Locate the word "광암정수장" in the material, then show every line that holds it.

MATERIALS PROVIDED>
· · ·

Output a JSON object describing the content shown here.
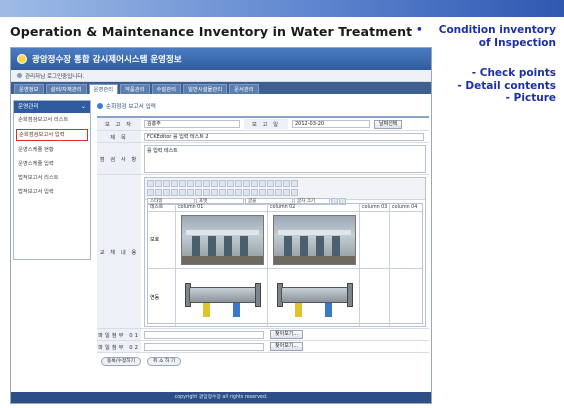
{
  "slide": {
    "title": "Operation & Maintenance Inventory in Water Treatment",
    "bullet": "•",
    "notes_top": [
      "Condition inventory",
      "of Inspection"
    ],
    "notes_list": [
      "- Check points",
      "- Detail contents",
      "- Picture"
    ]
  },
  "app": {
    "title": "광암정수장 통합 감시제어시스템 운영정보",
    "user_line": "관리자님 로그인중입니다.",
    "menu": [
      "운영정보",
      "설비/자재관리",
      "운영관리",
      "약품관리",
      "수질관리",
      "일반시설물관리",
      "문서관리"
    ],
    "active_menu_index": 2
  },
  "sidebar": {
    "header": "운영관리",
    "items": [
      "순회점검보고서 리스트",
      "순회점검보고서 입력",
      "운영스케쥴 현황",
      "운영스케쥴 입력",
      "법적보고서 리스트",
      "법적보고서 입력"
    ],
    "selected_index": 1
  },
  "form": {
    "crumb": "순회점검 보고서 입력",
    "labels": {
      "reporter": "보 고 자",
      "subject": "제 목",
      "items": "점 검 사 항",
      "contents": "교 체 내 용",
      "file1": "파일첨부 01",
      "file2": "파일첨부 02",
      "date": "보 고 일"
    },
    "reporter_value": "김홍주",
    "date_value": "2012-03-20",
    "date_button": "날짜선택",
    "subject_value": "FCKEditor 를 입력 테스트 2",
    "items_value": "를 입력 테스트",
    "toolbar_selects": [
      "스타일",
      "포맷",
      "글꼴",
      "글자 크기"
    ],
    "grid_headers": [
      "테스트",
      "column 01",
      "column 02",
      "column 03",
      "column 04"
    ],
    "grid_rows": [
      "보호",
      "연동"
    ],
    "browse_button": "찾아보기...",
    "bottom_buttons": [
      "등록/수정하기",
      "취 소 하 기"
    ]
  },
  "footer": {
    "copyright": "copyright 광암정수장 all rights reserved."
  }
}
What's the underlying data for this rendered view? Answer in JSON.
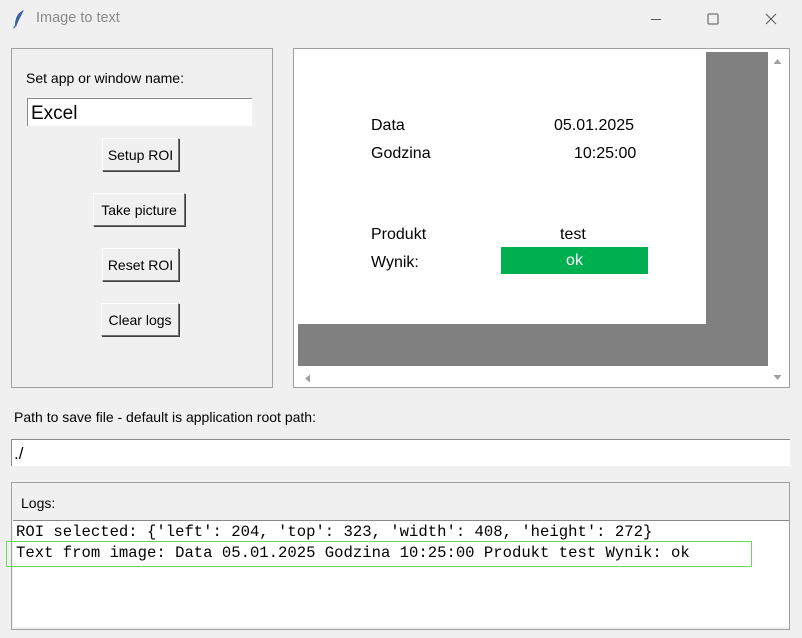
{
  "window": {
    "title": "Image to text",
    "app_icon": "feather-icon",
    "controls": [
      "minimize-icon",
      "maximize-icon",
      "close-icon"
    ]
  },
  "settings": {
    "app_name_label": "Set app or window name:",
    "app_name_value": "Excel",
    "buttons": {
      "setup_roi": "Setup ROI",
      "take_picture": "Take picture",
      "reset_roi": "Reset ROI",
      "clear_logs": "Clear logs"
    }
  },
  "preview": {
    "data_label": "Data",
    "data_value": "05.01.2025",
    "godzina_label": "Godzina",
    "godzina_value": "10:25:00",
    "produkt_label": "Produkt",
    "produkt_value": "test",
    "wynik_label": "Wynik:",
    "wynik_value": "ok",
    "wynik_color": "#00b050",
    "scroll_icons": [
      "arrow-up-icon",
      "arrow-down-icon",
      "arrow-left-icon"
    ]
  },
  "path": {
    "label": "Path to save file - default is application root path:",
    "value": "./"
  },
  "logs": {
    "label": "Logs:",
    "lines": [
      "ROI selected: {'left': 204, 'top': 323, 'width': 408, 'height': 272}",
      "Text from image: Data 05.01.2025 Godzina 10:25:00 Produkt test Wynik: ok"
    ],
    "highlight_color": "#66dd55"
  }
}
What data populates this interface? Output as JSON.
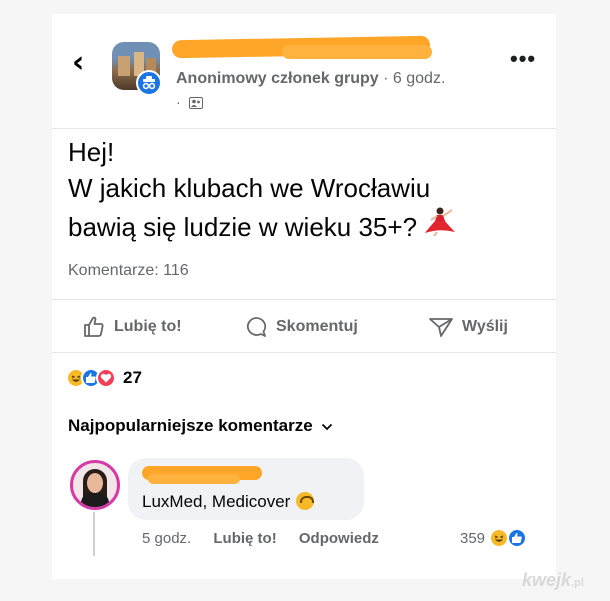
{
  "header": {
    "back_glyph": "‹",
    "author_meta_strong": "Anonimowy członek grupy",
    "author_meta_time": " · 6 godz.",
    "privacy_dot": "·",
    "more_glyph": "•••"
  },
  "post": {
    "line1": "Hej!",
    "line2": "W jakich klubach we Wrocławiu",
    "line3": "bawią się ludzie w wieku 35+?",
    "comments_count": "Komentarze: 116"
  },
  "actions": {
    "like": "Lubię to!",
    "comment": "Skomentuj",
    "share": "Wyślij"
  },
  "reactions": {
    "count": "27"
  },
  "comments_section": {
    "sort_label": "Najpopularniejsze komentarze",
    "sort_chevron": "⌄"
  },
  "comment": {
    "text": "LuxMed, Medicover",
    "time": "5 godz.",
    "like": "Lubię to!",
    "reply": "Odpowiedz",
    "reaction_count": "359"
  },
  "watermark": {
    "main": "kwejk",
    "suffix": ".pl"
  },
  "colors": {
    "redaction": "#ffa629",
    "accent_blue": "#1b74e4",
    "secondary_text": "#65676b"
  }
}
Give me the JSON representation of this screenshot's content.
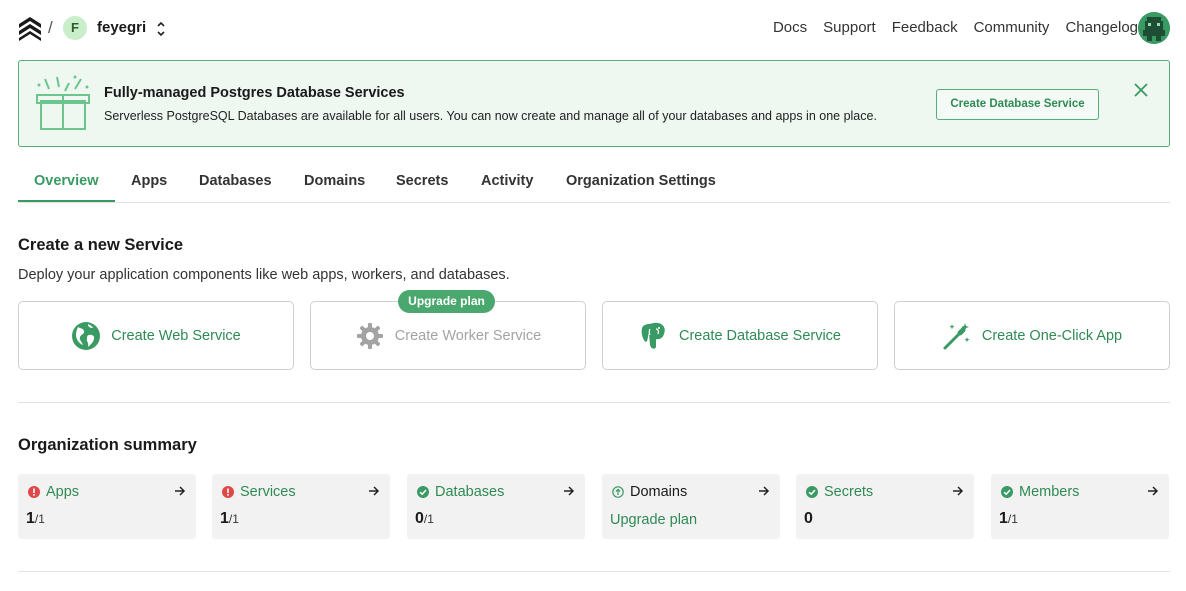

· · ·

RIGHT ANSWER>
    "title": "광암정수장 통합 감시제어시스템 운영정보",
    "copyright": "copyright 광암정수장 all rights reserved."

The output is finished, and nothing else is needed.